**INPUT ROWS:**
******

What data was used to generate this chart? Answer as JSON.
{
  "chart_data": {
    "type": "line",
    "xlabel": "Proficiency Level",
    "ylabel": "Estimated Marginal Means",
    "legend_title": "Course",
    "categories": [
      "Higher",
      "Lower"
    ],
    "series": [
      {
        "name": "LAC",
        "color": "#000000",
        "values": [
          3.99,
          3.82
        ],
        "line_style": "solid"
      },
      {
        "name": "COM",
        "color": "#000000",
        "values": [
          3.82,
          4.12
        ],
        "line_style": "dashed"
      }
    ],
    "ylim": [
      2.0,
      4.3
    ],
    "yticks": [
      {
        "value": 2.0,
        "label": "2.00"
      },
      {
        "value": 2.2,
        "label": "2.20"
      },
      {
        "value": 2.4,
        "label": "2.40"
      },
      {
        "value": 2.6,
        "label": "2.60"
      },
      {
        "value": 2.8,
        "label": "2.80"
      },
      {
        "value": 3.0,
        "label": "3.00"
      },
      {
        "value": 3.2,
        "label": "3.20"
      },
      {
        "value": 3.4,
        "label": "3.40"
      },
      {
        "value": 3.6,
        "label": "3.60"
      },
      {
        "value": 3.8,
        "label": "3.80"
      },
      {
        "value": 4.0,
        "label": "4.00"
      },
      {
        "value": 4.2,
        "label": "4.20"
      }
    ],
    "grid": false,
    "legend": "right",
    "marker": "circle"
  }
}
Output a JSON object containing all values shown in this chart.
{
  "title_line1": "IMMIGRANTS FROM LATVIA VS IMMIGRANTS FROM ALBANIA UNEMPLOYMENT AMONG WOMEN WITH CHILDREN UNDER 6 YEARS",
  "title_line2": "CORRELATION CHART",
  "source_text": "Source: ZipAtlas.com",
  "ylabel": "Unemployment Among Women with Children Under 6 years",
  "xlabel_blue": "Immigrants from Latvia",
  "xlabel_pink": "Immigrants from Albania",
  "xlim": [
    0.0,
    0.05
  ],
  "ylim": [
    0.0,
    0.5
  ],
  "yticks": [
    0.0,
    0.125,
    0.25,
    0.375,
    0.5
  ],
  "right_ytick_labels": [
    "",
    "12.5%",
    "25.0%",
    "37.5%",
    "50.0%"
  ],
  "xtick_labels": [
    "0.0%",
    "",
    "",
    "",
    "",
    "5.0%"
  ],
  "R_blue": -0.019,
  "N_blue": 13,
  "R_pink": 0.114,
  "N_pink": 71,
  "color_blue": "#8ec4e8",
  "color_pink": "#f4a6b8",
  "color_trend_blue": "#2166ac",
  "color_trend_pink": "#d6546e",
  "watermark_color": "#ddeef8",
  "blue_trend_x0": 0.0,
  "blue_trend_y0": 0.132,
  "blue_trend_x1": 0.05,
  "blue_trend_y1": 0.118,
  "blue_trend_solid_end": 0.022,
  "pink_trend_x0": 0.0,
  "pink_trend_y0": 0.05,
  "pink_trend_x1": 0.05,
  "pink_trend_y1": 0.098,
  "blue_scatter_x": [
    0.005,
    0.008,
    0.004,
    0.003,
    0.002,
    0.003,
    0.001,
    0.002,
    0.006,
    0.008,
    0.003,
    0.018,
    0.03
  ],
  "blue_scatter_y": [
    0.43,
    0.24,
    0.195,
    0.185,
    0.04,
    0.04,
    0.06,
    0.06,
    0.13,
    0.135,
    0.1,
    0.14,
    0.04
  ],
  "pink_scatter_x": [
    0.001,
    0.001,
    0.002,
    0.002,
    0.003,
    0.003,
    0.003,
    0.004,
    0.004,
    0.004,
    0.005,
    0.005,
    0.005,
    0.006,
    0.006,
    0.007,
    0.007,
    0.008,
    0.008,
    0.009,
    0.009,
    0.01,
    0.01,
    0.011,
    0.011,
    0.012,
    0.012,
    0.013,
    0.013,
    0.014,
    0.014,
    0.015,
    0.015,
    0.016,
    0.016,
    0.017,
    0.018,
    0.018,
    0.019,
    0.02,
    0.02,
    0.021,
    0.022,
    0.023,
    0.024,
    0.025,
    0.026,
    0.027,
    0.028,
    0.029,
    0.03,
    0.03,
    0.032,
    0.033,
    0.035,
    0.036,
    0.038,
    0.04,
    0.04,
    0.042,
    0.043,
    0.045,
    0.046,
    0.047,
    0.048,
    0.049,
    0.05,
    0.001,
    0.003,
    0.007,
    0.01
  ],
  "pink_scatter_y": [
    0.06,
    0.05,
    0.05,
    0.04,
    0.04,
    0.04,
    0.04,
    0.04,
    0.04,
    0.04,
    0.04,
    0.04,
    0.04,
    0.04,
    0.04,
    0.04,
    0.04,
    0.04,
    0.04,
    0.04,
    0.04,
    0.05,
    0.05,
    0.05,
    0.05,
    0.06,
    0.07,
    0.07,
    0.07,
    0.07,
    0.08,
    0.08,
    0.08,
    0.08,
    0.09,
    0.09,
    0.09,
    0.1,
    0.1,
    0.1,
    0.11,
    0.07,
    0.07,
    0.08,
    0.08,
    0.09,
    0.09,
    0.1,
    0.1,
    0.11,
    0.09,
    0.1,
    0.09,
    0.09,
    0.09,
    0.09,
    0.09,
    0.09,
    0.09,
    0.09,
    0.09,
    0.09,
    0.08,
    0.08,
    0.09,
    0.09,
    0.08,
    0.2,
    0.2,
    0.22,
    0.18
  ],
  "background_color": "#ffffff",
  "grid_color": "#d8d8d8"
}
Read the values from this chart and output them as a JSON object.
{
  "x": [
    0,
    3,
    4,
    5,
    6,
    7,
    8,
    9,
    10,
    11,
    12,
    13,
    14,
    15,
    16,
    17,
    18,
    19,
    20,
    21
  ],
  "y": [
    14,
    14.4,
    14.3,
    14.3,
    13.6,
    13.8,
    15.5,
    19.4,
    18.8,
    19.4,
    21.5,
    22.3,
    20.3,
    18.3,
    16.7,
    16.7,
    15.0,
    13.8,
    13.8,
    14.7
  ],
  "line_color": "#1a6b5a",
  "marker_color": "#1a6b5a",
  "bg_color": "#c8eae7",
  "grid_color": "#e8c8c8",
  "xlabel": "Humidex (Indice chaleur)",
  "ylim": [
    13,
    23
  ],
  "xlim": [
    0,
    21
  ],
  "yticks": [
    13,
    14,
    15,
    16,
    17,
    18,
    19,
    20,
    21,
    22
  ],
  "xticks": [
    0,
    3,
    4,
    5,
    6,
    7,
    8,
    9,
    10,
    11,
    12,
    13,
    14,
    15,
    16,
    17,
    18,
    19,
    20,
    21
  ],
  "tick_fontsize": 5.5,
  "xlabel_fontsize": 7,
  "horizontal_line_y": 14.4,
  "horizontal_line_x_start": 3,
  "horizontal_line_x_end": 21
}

******

**JOB:** Starting from the line containing "Read the values", repeat each line through the end of the entries, exactly.

**EXPECTED ANSWER:**
Read the values from this chart and output them as a JSON object.
{
  "x": [
    0,
    3,
    4,
    5,
    6,
    7,
    8,
    9,
    10,
    11,
    12,
    13,
    14,
    15,
    16,
    17,
    18,
    19,
    20,
    21
  ],
  "y": [
    14,
    14.4,
    14.3,
    14.3,
    13.6,
    13.8,
    15.5,
    19.4,
    18.8,
    19.4,
    21.5,
    22.3,
    20.3,
    18.3,
    16.7,
    16.7,
    15.0,
    13.8,
    13.8,
    14.7
  ],
  "line_color": "#1a6b5a",
  "marker_color": "#1a6b5a",
  "bg_color": "#c8eae7",
  "grid_color": "#e8c8c8",
  "xlabel": "Humidex (Indice chaleur)",
  "ylim": [
    13,
    23
  ],
  "xlim": [
    0,
    21
  ],
  "yticks": [
    13,
    14,
    15,
    16,
    17,
    18,
    19,
    20,
    21,
    22
  ],
  "xticks": [
    0,
    3,
    4,
    5,
    6,
    7,
    8,
    9,
    10,
    11,
    12,
    13,
    14,
    15,
    16,
    17,
    18,
    19,
    20,
    21
  ],
  "tick_fontsize": 5.5,
  "xlabel_fontsize": 7,
  "horizontal_line_y": 14.4,
  "horizontal_line_x_start": 3,
  "horizontal_line_x_end": 21
}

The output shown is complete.